**Work to be completed:** Turn every line of the records below into a Markdown table with two columns, Row and Line, giving each line a row number. Leave out blank lines and the pictures.

Raw records
## start
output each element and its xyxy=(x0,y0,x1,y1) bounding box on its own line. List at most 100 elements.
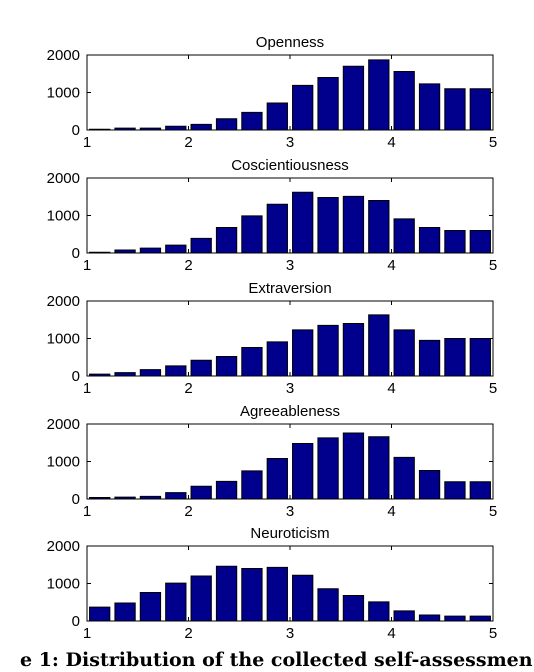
histogram-bar xyxy=(342,595,365,622)
histogram-bar xyxy=(89,251,111,254)
histogram-bar xyxy=(215,118,238,131)
x-tick-label: 2 xyxy=(184,503,192,520)
histogram-bar xyxy=(292,191,314,254)
histogram-bar xyxy=(266,203,288,254)
histogram-bar xyxy=(418,227,441,254)
histogram-bar xyxy=(89,497,111,500)
y-tick-label: 0 xyxy=(72,613,80,630)
y-tick-label: 2000 xyxy=(47,47,80,64)
histogram-bar xyxy=(393,218,415,254)
histogram-bar xyxy=(266,102,288,131)
x-tick-label: 4 xyxy=(387,503,395,520)
x-tick-label: 2 xyxy=(184,625,192,642)
histogram-bar xyxy=(165,365,187,377)
y-tick-label: 1000 xyxy=(47,454,80,471)
histogram-bar xyxy=(368,200,390,254)
histogram-bar xyxy=(190,123,212,131)
histogram-bar xyxy=(469,481,491,500)
y-tick-label: 0 xyxy=(72,491,80,508)
histogram-bar xyxy=(165,244,187,254)
histogram-bar xyxy=(165,492,187,500)
histogram-bar xyxy=(215,480,238,500)
histogram-bar xyxy=(393,610,415,622)
y-tick-label: 2000 xyxy=(47,293,80,310)
histogram-bar xyxy=(114,496,136,500)
histogram-bar xyxy=(368,436,390,500)
x-tick-label: 3 xyxy=(286,625,294,642)
histogram-bar xyxy=(444,338,466,377)
histogram-bar xyxy=(139,495,162,500)
x-tick-label: 2 xyxy=(184,380,192,397)
panel-title: Coscientiousness xyxy=(231,157,349,174)
histogram-bar xyxy=(469,230,491,254)
histogram-bar xyxy=(190,237,212,254)
histogram-bar xyxy=(114,249,136,254)
x-tick-label: 3 xyxy=(286,134,294,151)
histogram-bar xyxy=(368,601,390,622)
histogram-bar xyxy=(241,347,263,377)
histogram-bar xyxy=(469,338,491,377)
histogram-bar xyxy=(418,339,441,377)
histogram-bar xyxy=(342,65,365,131)
y-tick-label: 0 xyxy=(72,122,80,139)
histogram-bar xyxy=(292,443,314,500)
histogram-bar xyxy=(393,329,415,377)
panel-agreeableness: Agreeableness 1 2 3 4 5 0 1000 2000 xyxy=(47,403,498,520)
histogram-bar xyxy=(292,574,314,622)
histogram-bar xyxy=(292,329,314,377)
histogram-bar xyxy=(444,230,466,254)
histogram-bar xyxy=(139,592,162,622)
histogram-bar xyxy=(241,568,263,622)
histogram-bar xyxy=(317,197,339,254)
histogram-bar xyxy=(342,323,365,377)
histogram-bar xyxy=(266,458,288,500)
panel-title: Neuroticism xyxy=(250,525,329,542)
y-tick-label: 1000 xyxy=(47,85,80,102)
histogram-bar xyxy=(469,88,491,131)
histogram-bar xyxy=(317,588,339,622)
histogram-bar xyxy=(317,437,339,500)
panel-title: Openness xyxy=(256,34,324,51)
x-tick-label: 1 xyxy=(83,625,91,642)
x-tick-label: 1 xyxy=(83,257,91,274)
y-tick-label: 2000 xyxy=(47,538,80,555)
histogram-bar xyxy=(444,481,466,500)
histogram-bar xyxy=(418,614,441,622)
histogram-bar xyxy=(368,314,390,377)
histogram-bar xyxy=(114,372,136,377)
y-tick-label: 2000 xyxy=(47,170,80,187)
y-tick-label: 1000 xyxy=(47,331,80,348)
y-tick-label: 0 xyxy=(72,368,80,385)
histogram-bar xyxy=(139,247,162,254)
x-tick-label: 4 xyxy=(387,380,395,397)
histogram-bar xyxy=(418,83,441,131)
histogram-bar xyxy=(190,575,212,622)
x-tick-label: 5 xyxy=(489,380,497,397)
x-tick-label: 5 xyxy=(489,503,497,520)
x-tick-label: 5 xyxy=(489,134,497,151)
x-tick-label: 4 xyxy=(387,134,395,151)
histogram-bar xyxy=(139,369,162,377)
x-tick-label: 4 xyxy=(387,625,395,642)
histogram-bar xyxy=(266,566,288,622)
histogram-bar xyxy=(190,359,212,377)
histogram-bar xyxy=(317,77,339,131)
histogram-bar xyxy=(215,356,238,377)
x-tick-label: 2 xyxy=(184,257,192,274)
histogram-bar xyxy=(241,215,263,254)
histogram-bar xyxy=(165,125,187,131)
panel-openness: Openness 1 2 3 4 5 0 1000 2000 xyxy=(47,34,498,151)
histogram-bar xyxy=(444,615,466,622)
histogram-bar xyxy=(165,582,187,622)
y-tick-label: 0 xyxy=(72,245,80,262)
histogram-bar xyxy=(317,324,339,377)
x-tick-label: 3 xyxy=(286,380,294,397)
histogram-bar xyxy=(418,470,441,500)
histogram-bar xyxy=(342,432,365,500)
histogram-bar xyxy=(469,615,491,622)
histogram-bar xyxy=(89,373,111,377)
histogram-bar xyxy=(89,128,111,131)
panel-neuroticism: Neuroticism 1 2 3 4 5 0 1000 2000 xyxy=(47,525,498,642)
## end
**Solved exercise:**
| Row | Line |
|---|---|
| 1 | output each element and its xyxy=(x0,y0,x1,y1) bounding box on its own line. List at most 100 elements. |
| 2 | histogram-bar xyxy=(342,595,365,622) |
| 3 | histogram-bar xyxy=(89,251,111,254) |
| 4 | histogram-bar xyxy=(215,118,238,131) |
| 5 | x-tick-label: 2 xyxy=(184,503,192,520) |
| 6 | histogram-bar xyxy=(292,191,314,254) |
| 7 | histogram-bar xyxy=(266,203,288,254) |
| 8 | histogram-bar xyxy=(418,227,441,254) |
| 9 | histogram-bar xyxy=(89,497,111,500) |
| 10 | y-tick-label: 0 xyxy=(72,613,80,630) |
| 11 | y-tick-label: 2000 xyxy=(47,47,80,64) |
| 12 | histogram-bar xyxy=(393,218,415,254) |
| 13 | histogram-bar xyxy=(266,102,288,131) |
| 14 | x-tick-label: 4 xyxy=(387,503,395,520) |
| 15 | x-tick-label: 2 xyxy=(184,625,192,642) |
| 16 | histogram-bar xyxy=(165,365,187,377) |
| 17 | y-tick-label: 1000 xyxy=(47,454,80,471) |
| 18 | histogram-bar xyxy=(368,200,390,254) |
| 19 | histogram-bar xyxy=(190,123,212,131) |
| 20 | histogram-bar xyxy=(469,481,491,500) |
| 21 | y-tick-label: 0 xyxy=(72,491,80,508) |
| 22 | histogram-bar xyxy=(165,244,187,254) |
| 23 | histogram-bar xyxy=(165,492,187,500) |
| 24 | histogram-bar xyxy=(215,480,238,500) |
| 25 | histogram-bar xyxy=(393,610,415,622) |
| 26 | y-tick-label: 2000 xyxy=(47,293,80,310) |
| 27 | histogram-bar xyxy=(114,496,136,500) |
| 28 | histogram-bar xyxy=(368,436,390,500) |
| 29 | x-tick-label: 3 xyxy=(286,625,294,642) |
| 30 | histogram-bar xyxy=(444,338,466,377) |
| 31 | histogram-bar xyxy=(139,495,162,500) |
| 32 | x-tick-label: 2 xyxy=(184,380,192,397) |
| 33 | panel-title: Coscientiousness xyxy=(231,157,349,174) |
| 34 | histogram-bar xyxy=(469,230,491,254) |
| 35 | histogram-bar xyxy=(190,237,212,254) |
| 36 | histogram-bar xyxy=(114,249,136,254) |
| 37 | x-tick-label: 3 xyxy=(286,134,294,151) |
| 38 | histogram-bar xyxy=(368,601,390,622) |
| 39 | histogram-bar xyxy=(241,347,263,377) |
| 40 | histogram-bar xyxy=(469,338,491,377) |
| 41 | histogram-bar xyxy=(418,339,441,377) |
| 42 | histogram-bar xyxy=(342,65,365,131) |
| 43 | y-tick-label: 0 xyxy=(72,122,80,139) |
| 44 | histogram-bar xyxy=(292,443,314,500) |
| 45 | histogram-bar xyxy=(393,329,415,377) |
| 46 | panel-agreeableness: Agreeableness 1 2 3 4 5 0 1000 2000 xyxy=(47,403,498,520) |
| 47 | histogram-bar xyxy=(292,574,314,622) |
| 48 | histogram-bar xyxy=(292,329,314,377) |
| 49 | histogram-bar xyxy=(444,230,466,254) |
| 50 | histogram-bar xyxy=(139,592,162,622) |
| 51 | histogram-bar xyxy=(241,568,263,622) |
| 52 | histogram-bar xyxy=(317,197,339,254) |
| 53 | histogram-bar xyxy=(342,323,365,377) |
| 54 | histogram-bar xyxy=(266,458,288,500) |
| 55 | panel-title: Neuroticism xyxy=(250,525,329,542) |
| 56 | y-tick-label: 1000 xyxy=(47,85,80,102) |
| 57 | histogram-bar xyxy=(469,88,491,131) |
| 58 | histogram-bar xyxy=(317,588,339,622) |
| 59 | histogram-bar xyxy=(317,437,339,500) |
| 60 | panel-title: Openness xyxy=(256,34,324,51) |
| 61 | x-tick-label: 1 xyxy=(83,625,91,642) |
| 62 | x-tick-label: 1 xyxy=(83,257,91,274) |
| 63 | y-tick-label: 2000 xyxy=(47,538,80,555) |
| 64 | histogram-bar xyxy=(444,481,466,500) |
| 65 | histogram-bar xyxy=(418,614,441,622) |
| 66 | histogram-bar xyxy=(368,314,390,377) |
| 67 | histogram-bar xyxy=(114,372,136,377) |
| 68 | y-tick-label: 2000 xyxy=(47,170,80,187) |
| 69 | y-tick-label: 1000 xyxy=(47,331,80,348) |
| 70 | y-tick-label: 0 xyxy=(72,368,80,385) |
| 71 | histogram-bar xyxy=(139,247,162,254) |
| 72 | x-tick-label: 4 xyxy=(387,380,395,397) |
| 73 | histogram-bar xyxy=(418,83,441,131) |
| 74 | histogram-bar xyxy=(190,575,212,622) |
| 75 | x-tick-label: 5 xyxy=(489,380,497,397) |
| 76 | x-tick-label: 5 xyxy=(489,503,497,520) |
| 77 | x-tick-label: 5 xyxy=(489,134,497,151) |
| 78 | x-tick-label: 4 xyxy=(387,134,395,151) |
| 79 | histogram-bar xyxy=(139,369,162,377) |
| 80 | x-tick-label: 4 xyxy=(387,625,395,642) |
| 81 | histogram-bar xyxy=(266,566,288,622) |
| 82 | histogram-bar xyxy=(190,359,212,377) |
| 83 | histogram-bar xyxy=(317,77,339,131) |
| 84 | histogram-bar xyxy=(215,356,238,377) |
| 85 | x-tick-label: 2 xyxy=(184,257,192,274) |
| 86 | histogram-bar xyxy=(241,215,263,254) |
| 87 | histogram-bar xyxy=(165,125,187,131) |
| 88 | panel-openness: Openness 1 2 3 4 5 0 1000 2000 xyxy=(47,34,498,151) |
| 89 | histogram-bar xyxy=(444,615,466,622) |
| 90 | histogram-bar xyxy=(165,582,187,622) |
| 91 | y-tick-label: 0 xyxy=(72,245,80,262) |
| 92 | histogram-bar xyxy=(317,324,339,377) |
| 93 | x-tick-label: 3 xyxy=(286,380,294,397) |
| 94 | histogram-bar xyxy=(418,470,441,500) |
| 95 | histogram-bar xyxy=(342,432,365,500) |
| 96 | histogram-bar xyxy=(469,615,491,622) |
| 97 | histogram-bar xyxy=(89,373,111,377) |
| 98 | histogram-bar xyxy=(89,128,111,131) |
| 99 | panel-neuroticism: Neuroticism 1 2 3 4 5 0 1000 2000 xyxy=(47,525,498,642) |